▸ The task
In the entries below, find the lines with the word "ツネカタ經方" and copy them.

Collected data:
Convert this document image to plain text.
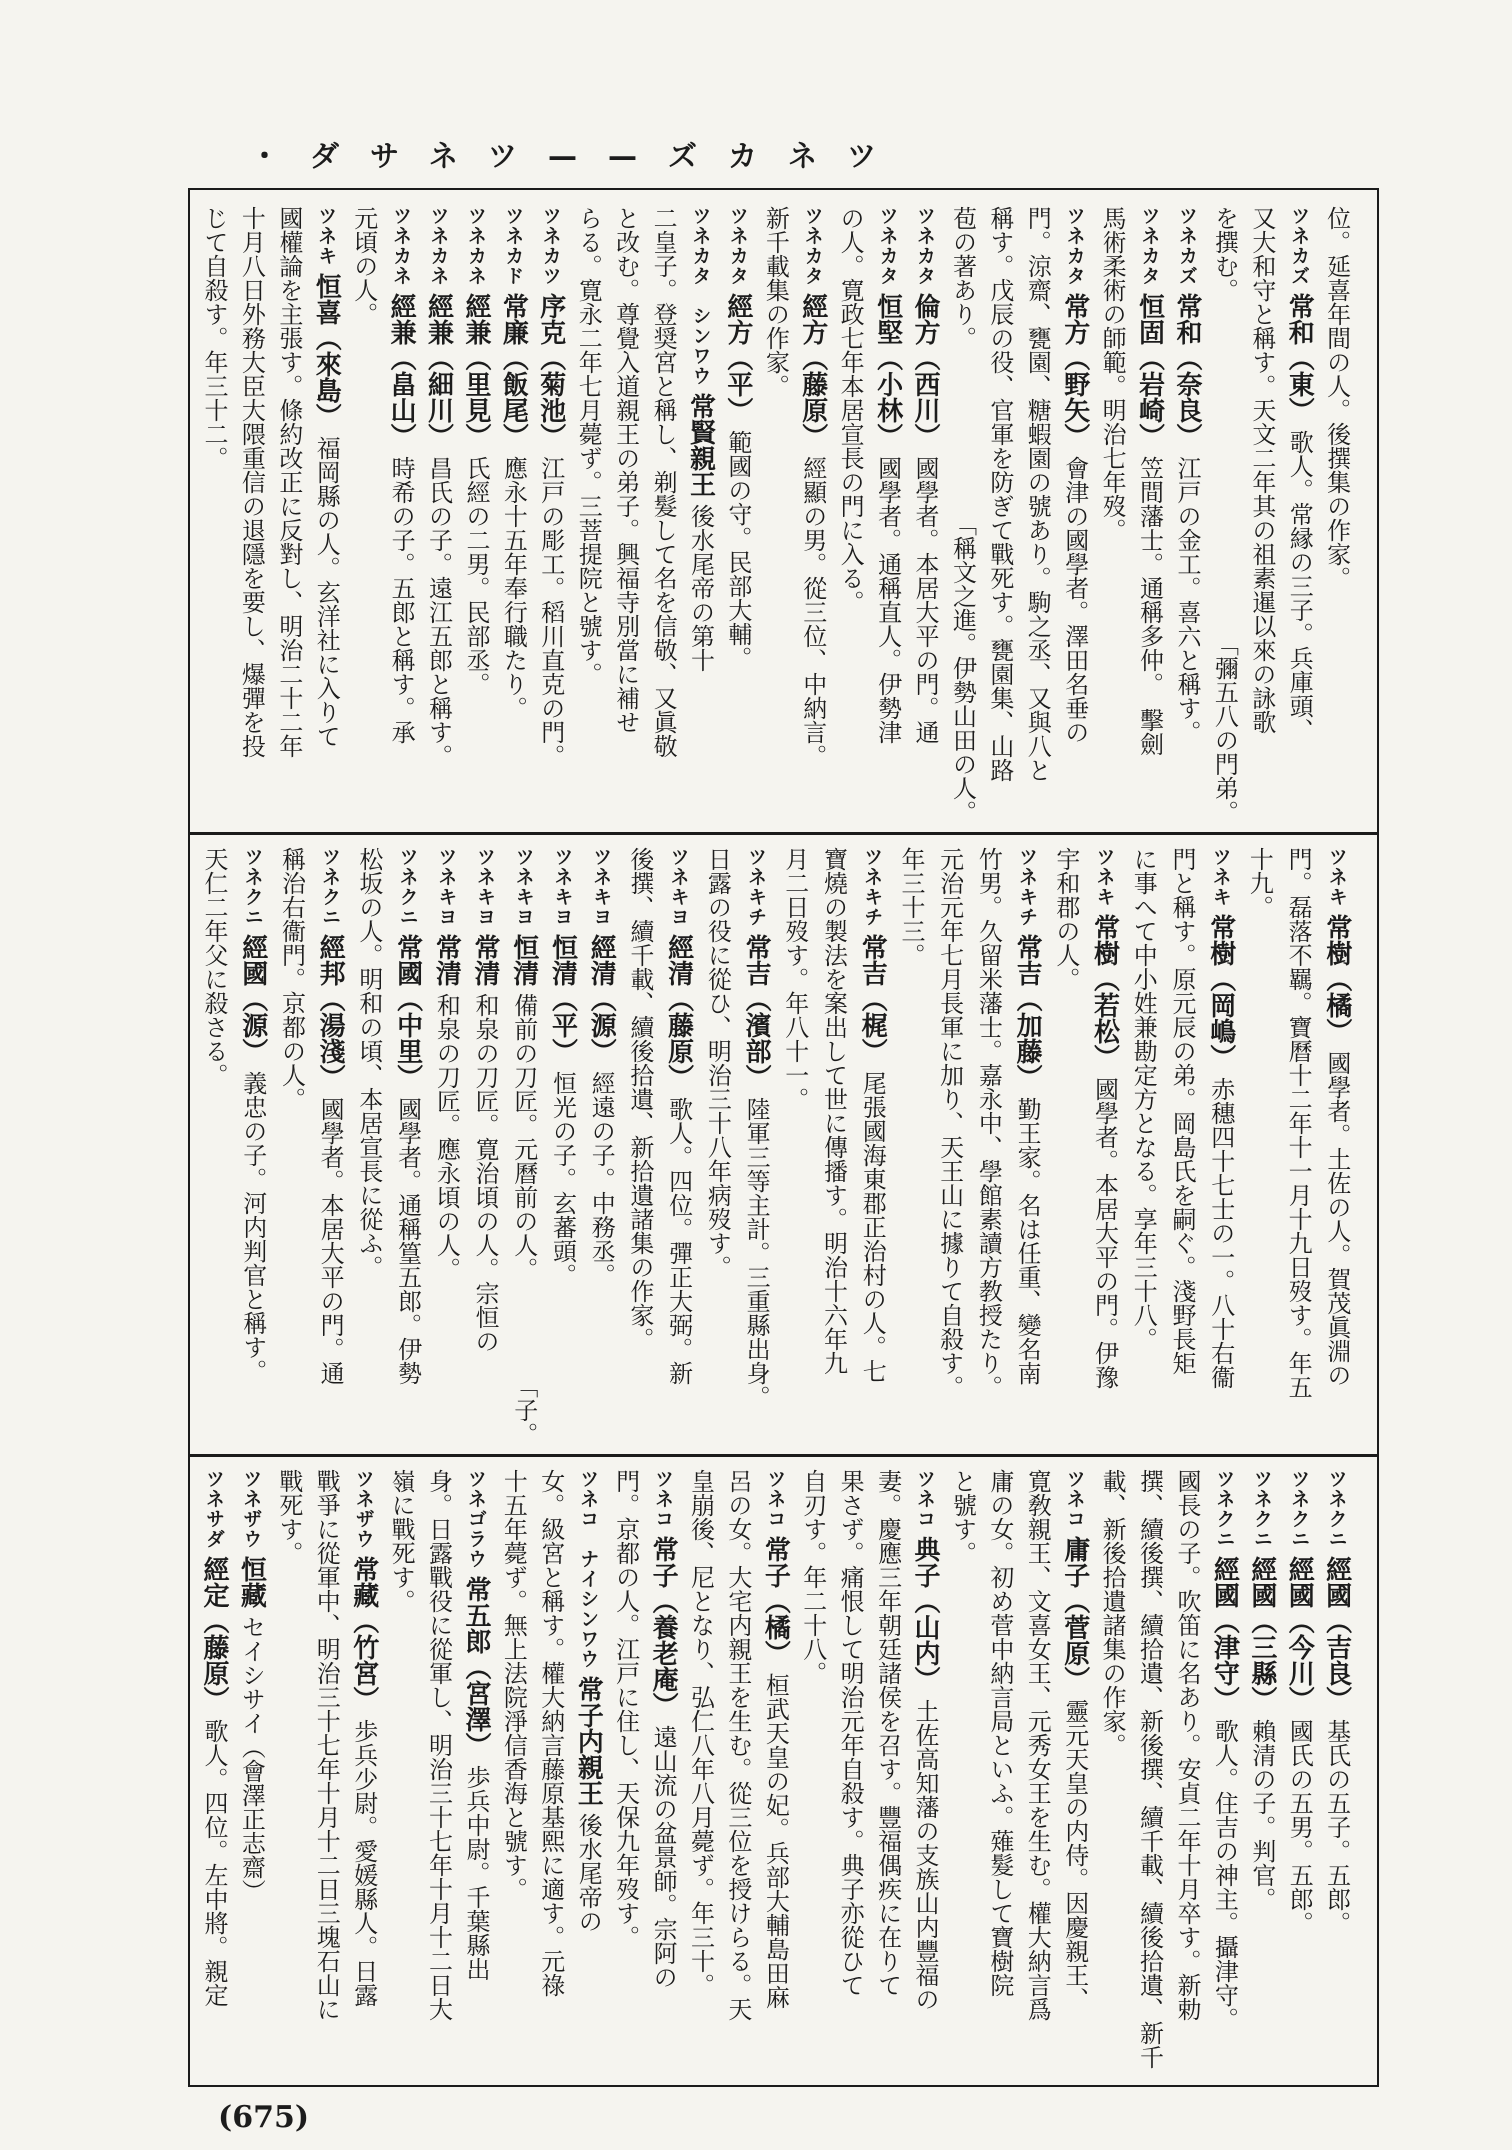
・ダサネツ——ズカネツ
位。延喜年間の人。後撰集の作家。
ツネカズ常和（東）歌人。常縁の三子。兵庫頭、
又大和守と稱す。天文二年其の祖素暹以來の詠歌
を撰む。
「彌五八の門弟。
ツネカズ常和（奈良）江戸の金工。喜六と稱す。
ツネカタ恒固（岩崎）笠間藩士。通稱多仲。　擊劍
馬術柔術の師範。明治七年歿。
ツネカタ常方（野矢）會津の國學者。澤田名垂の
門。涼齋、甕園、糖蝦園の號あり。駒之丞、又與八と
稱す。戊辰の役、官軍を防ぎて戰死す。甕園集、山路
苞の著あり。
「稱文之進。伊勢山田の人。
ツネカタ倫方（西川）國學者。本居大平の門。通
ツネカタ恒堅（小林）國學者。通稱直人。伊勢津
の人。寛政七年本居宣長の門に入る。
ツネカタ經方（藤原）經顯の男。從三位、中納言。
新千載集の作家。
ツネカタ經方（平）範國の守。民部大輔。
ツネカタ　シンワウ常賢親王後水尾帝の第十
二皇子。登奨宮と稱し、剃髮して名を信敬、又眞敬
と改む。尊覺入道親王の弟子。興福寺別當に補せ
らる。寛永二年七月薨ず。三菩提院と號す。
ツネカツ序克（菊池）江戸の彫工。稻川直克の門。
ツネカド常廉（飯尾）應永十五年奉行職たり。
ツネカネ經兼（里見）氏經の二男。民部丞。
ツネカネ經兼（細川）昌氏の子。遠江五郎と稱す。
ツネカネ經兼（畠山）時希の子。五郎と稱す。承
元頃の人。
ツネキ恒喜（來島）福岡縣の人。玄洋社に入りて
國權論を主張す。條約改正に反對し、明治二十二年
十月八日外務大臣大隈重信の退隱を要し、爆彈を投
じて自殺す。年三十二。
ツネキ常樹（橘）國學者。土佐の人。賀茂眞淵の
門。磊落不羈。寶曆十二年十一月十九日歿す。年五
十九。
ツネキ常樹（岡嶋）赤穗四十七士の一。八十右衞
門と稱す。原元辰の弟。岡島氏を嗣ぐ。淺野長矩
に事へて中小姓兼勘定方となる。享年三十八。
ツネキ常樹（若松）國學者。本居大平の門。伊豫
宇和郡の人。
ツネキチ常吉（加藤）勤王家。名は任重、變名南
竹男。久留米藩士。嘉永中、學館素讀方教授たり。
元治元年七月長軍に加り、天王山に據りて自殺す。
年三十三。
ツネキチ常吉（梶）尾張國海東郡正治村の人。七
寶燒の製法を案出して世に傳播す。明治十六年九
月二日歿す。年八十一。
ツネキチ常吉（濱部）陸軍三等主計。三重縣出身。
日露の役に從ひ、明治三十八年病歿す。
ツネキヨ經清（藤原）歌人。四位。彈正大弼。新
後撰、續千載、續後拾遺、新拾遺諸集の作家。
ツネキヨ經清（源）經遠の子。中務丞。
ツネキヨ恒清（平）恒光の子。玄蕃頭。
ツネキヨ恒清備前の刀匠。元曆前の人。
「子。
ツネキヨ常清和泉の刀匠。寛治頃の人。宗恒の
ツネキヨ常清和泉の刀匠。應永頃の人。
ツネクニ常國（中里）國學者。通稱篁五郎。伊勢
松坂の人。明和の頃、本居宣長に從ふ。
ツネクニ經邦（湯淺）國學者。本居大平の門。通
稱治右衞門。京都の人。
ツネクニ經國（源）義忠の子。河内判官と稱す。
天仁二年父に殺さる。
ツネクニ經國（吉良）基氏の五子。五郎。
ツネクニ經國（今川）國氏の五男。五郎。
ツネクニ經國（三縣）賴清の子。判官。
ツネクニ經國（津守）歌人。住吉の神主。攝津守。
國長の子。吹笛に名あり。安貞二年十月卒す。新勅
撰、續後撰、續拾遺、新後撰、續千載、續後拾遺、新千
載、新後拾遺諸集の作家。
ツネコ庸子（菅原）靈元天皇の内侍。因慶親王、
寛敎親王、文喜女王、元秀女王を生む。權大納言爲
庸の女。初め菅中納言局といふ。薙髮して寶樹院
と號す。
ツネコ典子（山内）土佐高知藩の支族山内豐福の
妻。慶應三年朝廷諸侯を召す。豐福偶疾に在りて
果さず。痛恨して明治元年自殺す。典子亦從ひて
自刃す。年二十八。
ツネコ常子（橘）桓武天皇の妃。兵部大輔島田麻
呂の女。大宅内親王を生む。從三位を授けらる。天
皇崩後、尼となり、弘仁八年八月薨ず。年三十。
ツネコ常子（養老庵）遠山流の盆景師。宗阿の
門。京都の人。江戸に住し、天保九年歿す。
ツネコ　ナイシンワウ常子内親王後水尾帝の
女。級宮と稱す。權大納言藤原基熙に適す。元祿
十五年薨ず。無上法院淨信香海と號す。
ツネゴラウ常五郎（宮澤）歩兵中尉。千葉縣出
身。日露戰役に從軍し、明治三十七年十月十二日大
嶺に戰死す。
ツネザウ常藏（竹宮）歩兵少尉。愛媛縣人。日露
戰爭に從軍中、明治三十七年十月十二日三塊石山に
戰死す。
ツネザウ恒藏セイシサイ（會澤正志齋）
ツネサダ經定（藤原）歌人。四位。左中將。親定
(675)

...

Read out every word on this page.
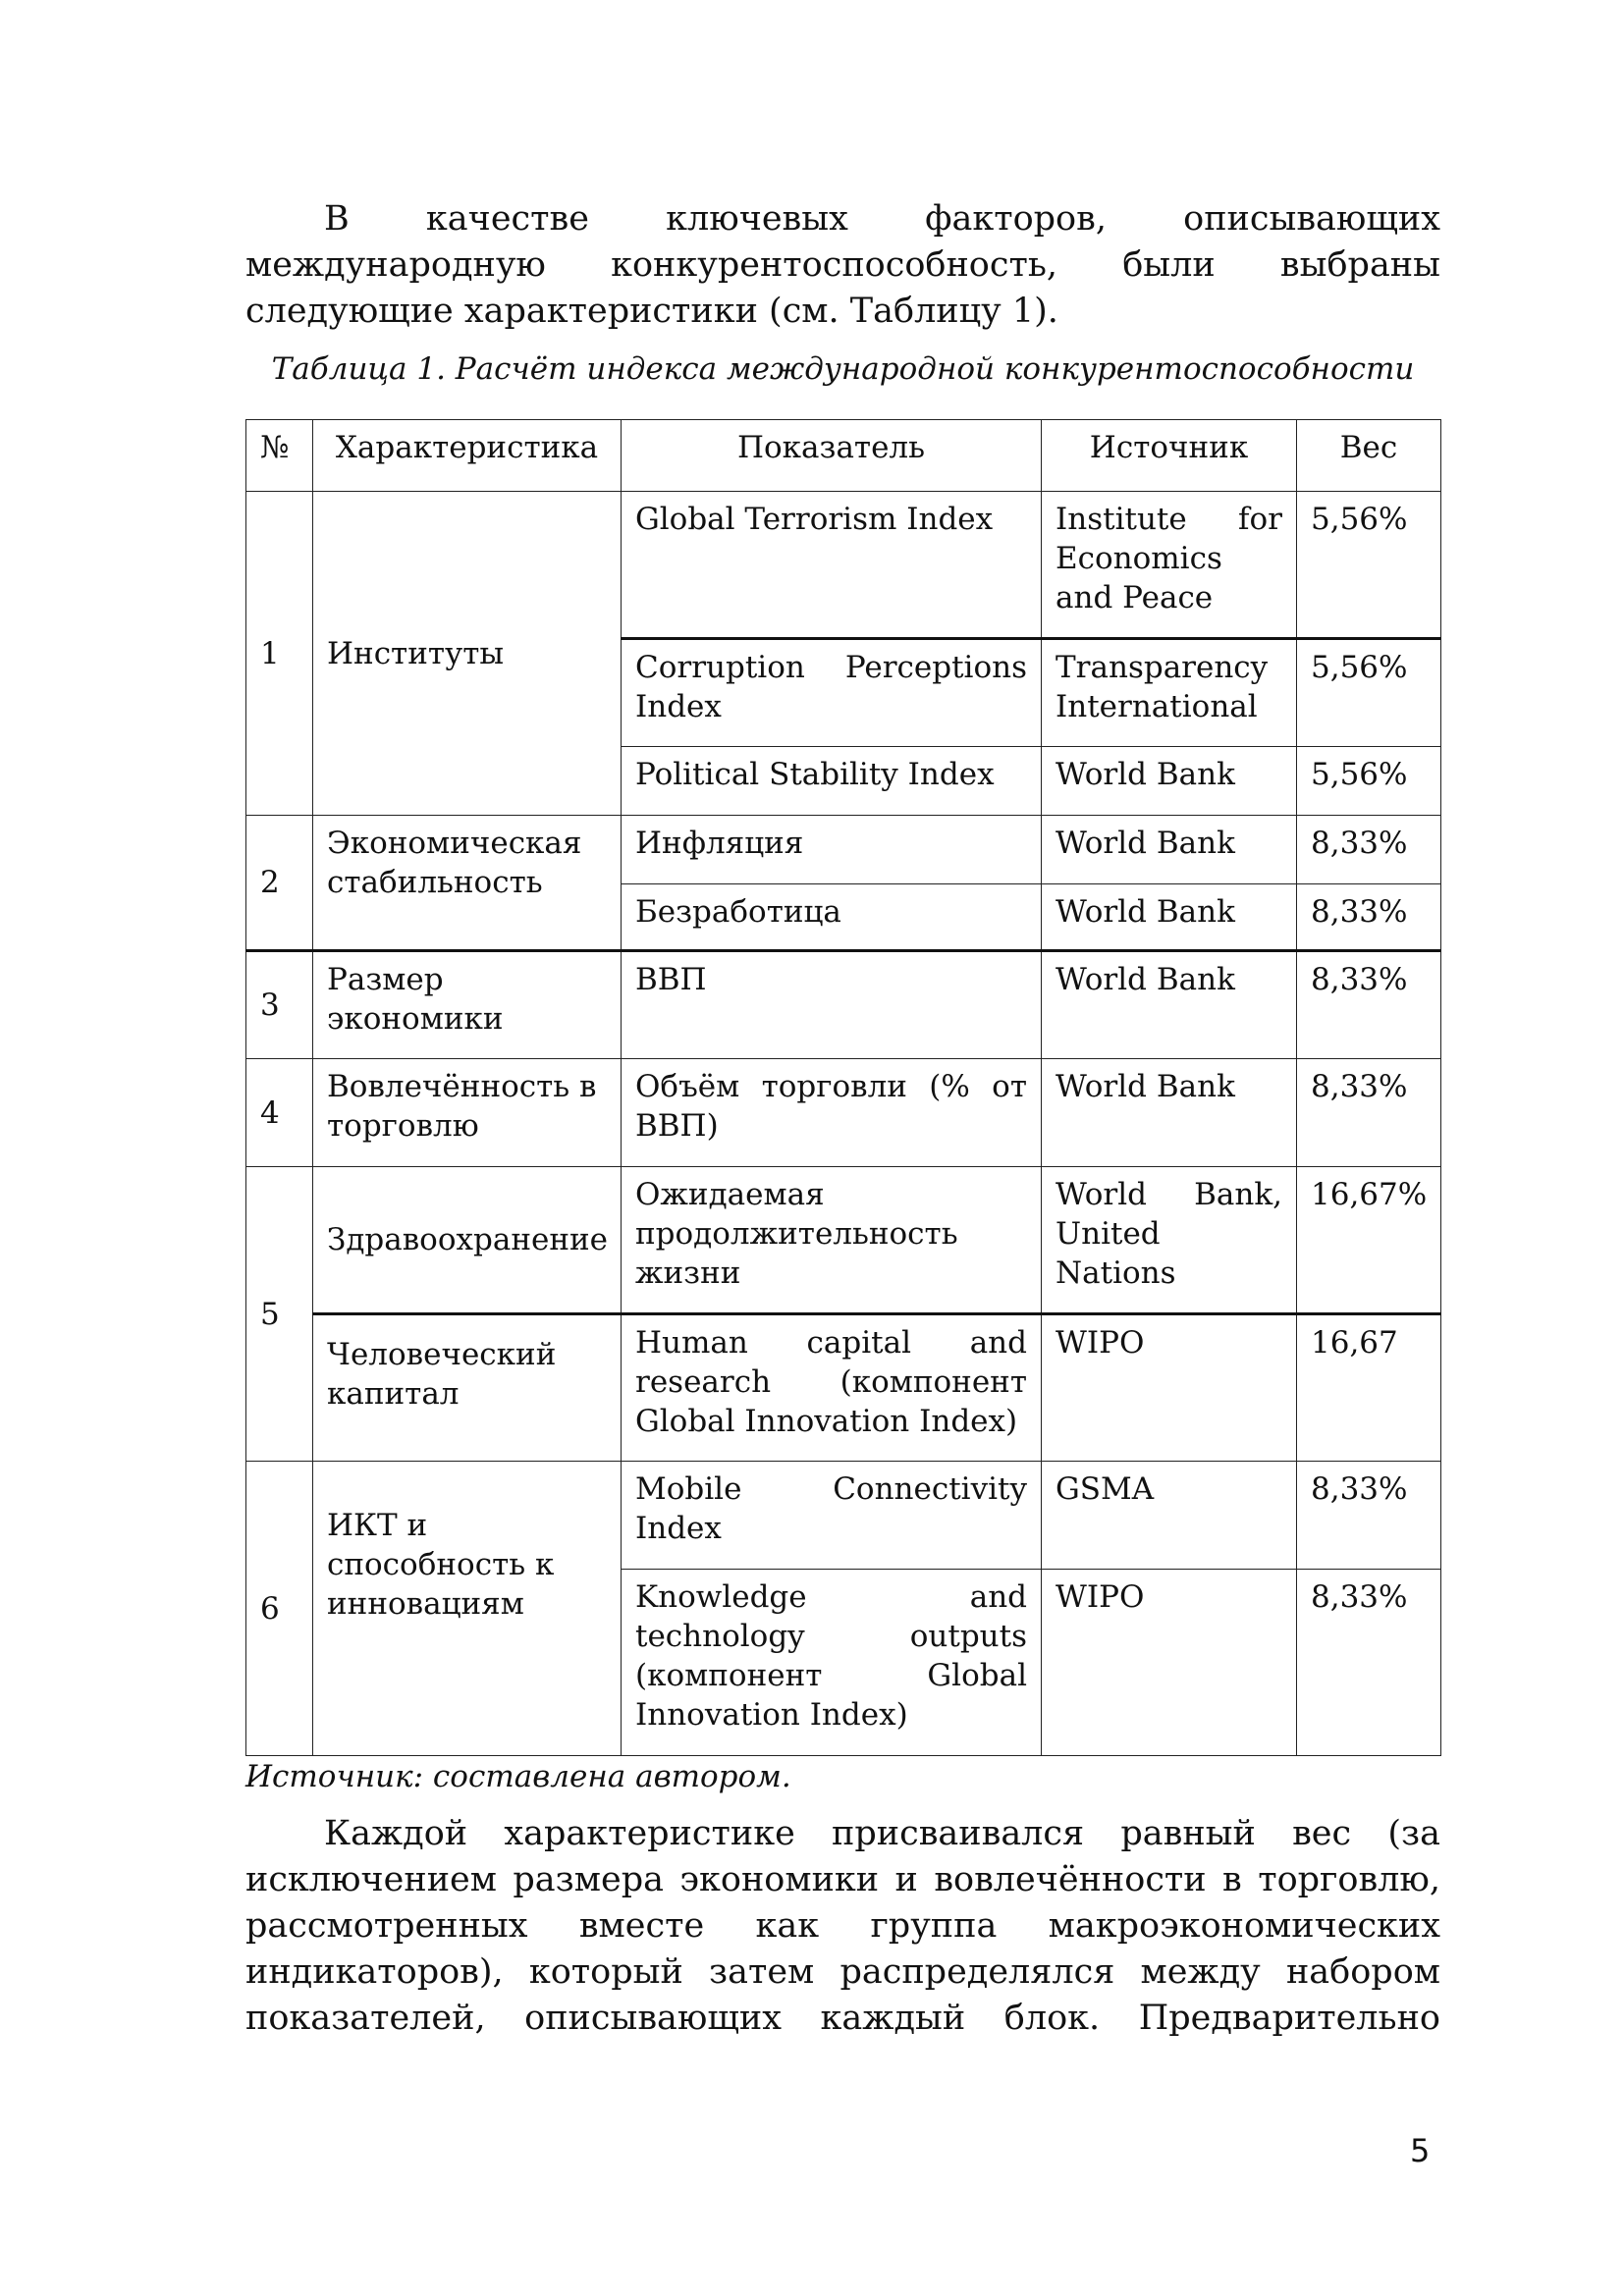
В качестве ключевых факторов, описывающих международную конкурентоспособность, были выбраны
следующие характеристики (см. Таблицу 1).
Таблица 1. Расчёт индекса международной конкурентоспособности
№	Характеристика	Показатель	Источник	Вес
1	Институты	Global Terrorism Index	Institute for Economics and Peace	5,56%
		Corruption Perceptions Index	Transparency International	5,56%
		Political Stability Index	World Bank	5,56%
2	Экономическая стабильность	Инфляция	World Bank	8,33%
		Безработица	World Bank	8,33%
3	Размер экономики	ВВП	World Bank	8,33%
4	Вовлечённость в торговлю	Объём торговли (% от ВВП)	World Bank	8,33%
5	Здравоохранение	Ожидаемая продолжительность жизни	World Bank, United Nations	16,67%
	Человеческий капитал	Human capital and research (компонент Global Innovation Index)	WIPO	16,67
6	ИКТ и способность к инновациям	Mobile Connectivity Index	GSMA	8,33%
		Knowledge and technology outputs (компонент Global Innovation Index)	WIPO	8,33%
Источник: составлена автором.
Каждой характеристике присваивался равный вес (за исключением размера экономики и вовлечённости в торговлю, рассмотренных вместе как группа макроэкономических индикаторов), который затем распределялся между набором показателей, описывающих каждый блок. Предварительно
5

▸ Solution
ツネカタ經方（藤原）經顯の男。從三位、中納言。
ツネカタ經方（平）範國の守。民部大輔。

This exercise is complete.